== Required work ==
- a) Do these statements agree with the parliamentary answer on enterprise zones below? For each, answer yes or no and quote the words that decide it.
(i) An area stays designated as an enterprise zone for ten years from when the designation took effect.
(ii) The financial benefits of enterprise zone status continue after an area stops being an enterprise zone.
(iii) The question was addressed to the Secretary of State for the Environment.
- b) In the parliamentary answer on enterprise zones below, what did the question ask the Secretary of State to list?

== Excerpt ==
^^^^^^^^^^^^^^^^

HC Deb 02 March 1989 vol 148 cc282-3W
Mr. Gordon Brown

To ask the Secretary of State for the Environment if he will list all enterprise zones and the dates tax exemptions or rates reliefs cease.

Mr. Trippier

The period for which each of the following areas is designated as an enterprise zone is ten years from the date when the designation took effect. The financial benefits of enterprise zone status end when the area concerned ceases to be an enterprise zone.

^^^^^^^^^^^^^^^^

== Entries provided ==
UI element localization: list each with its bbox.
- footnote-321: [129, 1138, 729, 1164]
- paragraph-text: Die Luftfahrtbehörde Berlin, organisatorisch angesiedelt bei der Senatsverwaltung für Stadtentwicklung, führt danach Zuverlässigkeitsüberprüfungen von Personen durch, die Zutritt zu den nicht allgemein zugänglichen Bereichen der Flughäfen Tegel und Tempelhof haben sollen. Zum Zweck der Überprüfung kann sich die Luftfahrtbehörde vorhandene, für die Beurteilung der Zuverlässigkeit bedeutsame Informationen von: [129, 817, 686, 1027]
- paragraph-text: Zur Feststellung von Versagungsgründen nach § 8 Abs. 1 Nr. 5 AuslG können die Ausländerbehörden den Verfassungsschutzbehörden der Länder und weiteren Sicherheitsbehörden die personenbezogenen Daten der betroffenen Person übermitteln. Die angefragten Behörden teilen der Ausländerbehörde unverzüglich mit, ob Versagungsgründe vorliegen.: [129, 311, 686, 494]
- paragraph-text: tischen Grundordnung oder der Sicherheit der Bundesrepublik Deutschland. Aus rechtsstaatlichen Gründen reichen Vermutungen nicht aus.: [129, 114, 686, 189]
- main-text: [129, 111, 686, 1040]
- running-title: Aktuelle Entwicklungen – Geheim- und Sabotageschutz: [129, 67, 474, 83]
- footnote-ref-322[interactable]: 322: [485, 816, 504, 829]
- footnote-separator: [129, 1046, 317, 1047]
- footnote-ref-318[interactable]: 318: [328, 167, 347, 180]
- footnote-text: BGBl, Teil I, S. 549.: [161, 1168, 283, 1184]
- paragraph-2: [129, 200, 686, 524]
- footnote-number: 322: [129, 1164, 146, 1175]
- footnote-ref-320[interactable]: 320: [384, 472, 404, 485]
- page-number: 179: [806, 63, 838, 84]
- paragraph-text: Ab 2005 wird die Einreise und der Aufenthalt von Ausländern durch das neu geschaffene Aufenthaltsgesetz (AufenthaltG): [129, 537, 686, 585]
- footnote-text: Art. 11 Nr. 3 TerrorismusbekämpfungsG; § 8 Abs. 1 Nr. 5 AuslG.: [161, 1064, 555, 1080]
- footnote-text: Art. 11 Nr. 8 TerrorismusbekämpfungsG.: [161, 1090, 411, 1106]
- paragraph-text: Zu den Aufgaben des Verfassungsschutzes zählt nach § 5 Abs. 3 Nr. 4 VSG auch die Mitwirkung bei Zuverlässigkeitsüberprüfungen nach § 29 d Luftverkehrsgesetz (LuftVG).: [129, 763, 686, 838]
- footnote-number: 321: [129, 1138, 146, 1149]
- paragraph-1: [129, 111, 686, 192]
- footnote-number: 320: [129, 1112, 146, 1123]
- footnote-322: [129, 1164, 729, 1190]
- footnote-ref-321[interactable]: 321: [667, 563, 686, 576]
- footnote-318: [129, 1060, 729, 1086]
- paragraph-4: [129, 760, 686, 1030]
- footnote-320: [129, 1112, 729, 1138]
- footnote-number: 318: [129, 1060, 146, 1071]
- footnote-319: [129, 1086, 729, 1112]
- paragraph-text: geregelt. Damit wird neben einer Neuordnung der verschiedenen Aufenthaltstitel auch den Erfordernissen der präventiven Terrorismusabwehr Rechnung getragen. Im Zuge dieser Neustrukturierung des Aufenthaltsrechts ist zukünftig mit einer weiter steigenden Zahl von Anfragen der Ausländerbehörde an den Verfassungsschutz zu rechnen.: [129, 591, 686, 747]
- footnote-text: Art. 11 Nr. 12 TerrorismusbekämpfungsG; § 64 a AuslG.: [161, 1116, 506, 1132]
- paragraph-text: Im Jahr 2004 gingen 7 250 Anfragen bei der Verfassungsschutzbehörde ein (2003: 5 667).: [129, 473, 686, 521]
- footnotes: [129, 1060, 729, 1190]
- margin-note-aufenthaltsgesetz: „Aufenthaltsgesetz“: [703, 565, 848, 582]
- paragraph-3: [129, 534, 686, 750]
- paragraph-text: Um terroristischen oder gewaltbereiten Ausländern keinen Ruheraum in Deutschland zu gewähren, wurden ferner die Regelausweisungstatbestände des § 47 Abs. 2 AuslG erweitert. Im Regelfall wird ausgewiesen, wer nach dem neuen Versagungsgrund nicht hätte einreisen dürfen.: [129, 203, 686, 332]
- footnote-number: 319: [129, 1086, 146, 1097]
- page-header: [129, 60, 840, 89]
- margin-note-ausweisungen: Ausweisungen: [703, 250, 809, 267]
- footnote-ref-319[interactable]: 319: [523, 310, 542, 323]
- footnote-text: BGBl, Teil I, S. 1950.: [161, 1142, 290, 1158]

^^^^^^^^^^^^^^^^

== Written answers ==
- a)
(i) Yes: "ten years from the date when the designation took effect"
(ii) No: "The financial benefits of enterprise zone status end when the area concerned ceases to be an enterprise zone."
(iii) Yes: "To ask the Secretary of State for the Environment"

- b) All enterprise zones and the dates tax exemptions or rates reliefs cease.